◆ Set problem
In the listing below, count each line containing "title" and answer with the count only.
------------------------
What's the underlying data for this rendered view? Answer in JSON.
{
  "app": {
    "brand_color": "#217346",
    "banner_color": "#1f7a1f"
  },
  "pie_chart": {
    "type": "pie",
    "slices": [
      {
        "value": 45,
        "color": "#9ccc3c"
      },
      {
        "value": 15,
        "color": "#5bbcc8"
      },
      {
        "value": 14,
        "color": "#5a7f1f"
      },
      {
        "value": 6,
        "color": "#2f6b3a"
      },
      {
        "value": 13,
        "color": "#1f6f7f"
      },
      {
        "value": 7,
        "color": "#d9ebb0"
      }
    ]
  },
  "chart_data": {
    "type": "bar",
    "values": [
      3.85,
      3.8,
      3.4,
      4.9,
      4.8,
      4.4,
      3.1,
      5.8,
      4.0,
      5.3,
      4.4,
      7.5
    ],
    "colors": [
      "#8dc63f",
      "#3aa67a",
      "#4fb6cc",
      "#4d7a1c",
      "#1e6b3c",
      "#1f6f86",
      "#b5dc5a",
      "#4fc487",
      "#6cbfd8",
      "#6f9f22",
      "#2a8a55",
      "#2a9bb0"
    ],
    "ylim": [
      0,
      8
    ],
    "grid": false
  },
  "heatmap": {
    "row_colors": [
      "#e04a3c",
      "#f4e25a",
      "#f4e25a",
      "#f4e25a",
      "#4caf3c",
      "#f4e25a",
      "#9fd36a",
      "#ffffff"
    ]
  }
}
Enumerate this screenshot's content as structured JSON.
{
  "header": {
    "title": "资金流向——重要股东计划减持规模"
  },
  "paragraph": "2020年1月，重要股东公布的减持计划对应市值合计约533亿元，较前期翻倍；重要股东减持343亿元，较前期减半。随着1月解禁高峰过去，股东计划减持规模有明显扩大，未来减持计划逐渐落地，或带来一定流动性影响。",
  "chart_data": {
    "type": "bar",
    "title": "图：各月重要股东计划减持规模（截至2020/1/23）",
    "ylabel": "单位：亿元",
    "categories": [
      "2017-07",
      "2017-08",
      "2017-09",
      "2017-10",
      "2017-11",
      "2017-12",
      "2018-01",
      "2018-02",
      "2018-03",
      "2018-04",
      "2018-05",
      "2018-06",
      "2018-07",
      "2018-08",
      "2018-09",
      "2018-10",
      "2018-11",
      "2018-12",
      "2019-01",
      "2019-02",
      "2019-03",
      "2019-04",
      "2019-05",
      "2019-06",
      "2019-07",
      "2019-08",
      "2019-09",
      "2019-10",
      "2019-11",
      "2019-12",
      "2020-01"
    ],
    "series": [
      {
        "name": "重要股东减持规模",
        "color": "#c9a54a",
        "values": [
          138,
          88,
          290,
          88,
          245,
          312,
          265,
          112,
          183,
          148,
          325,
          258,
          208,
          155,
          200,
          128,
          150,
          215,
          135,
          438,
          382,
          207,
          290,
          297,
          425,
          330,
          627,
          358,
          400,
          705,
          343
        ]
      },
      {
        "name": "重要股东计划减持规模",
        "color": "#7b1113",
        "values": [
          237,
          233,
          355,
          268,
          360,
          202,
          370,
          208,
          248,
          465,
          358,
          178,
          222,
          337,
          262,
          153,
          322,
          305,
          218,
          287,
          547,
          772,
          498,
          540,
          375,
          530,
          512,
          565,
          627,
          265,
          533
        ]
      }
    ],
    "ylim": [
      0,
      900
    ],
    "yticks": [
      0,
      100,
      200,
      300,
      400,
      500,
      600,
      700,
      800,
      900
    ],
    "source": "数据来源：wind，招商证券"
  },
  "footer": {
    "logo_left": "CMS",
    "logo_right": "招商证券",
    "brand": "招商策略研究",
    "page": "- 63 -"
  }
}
------------------------
◆ Written solution
2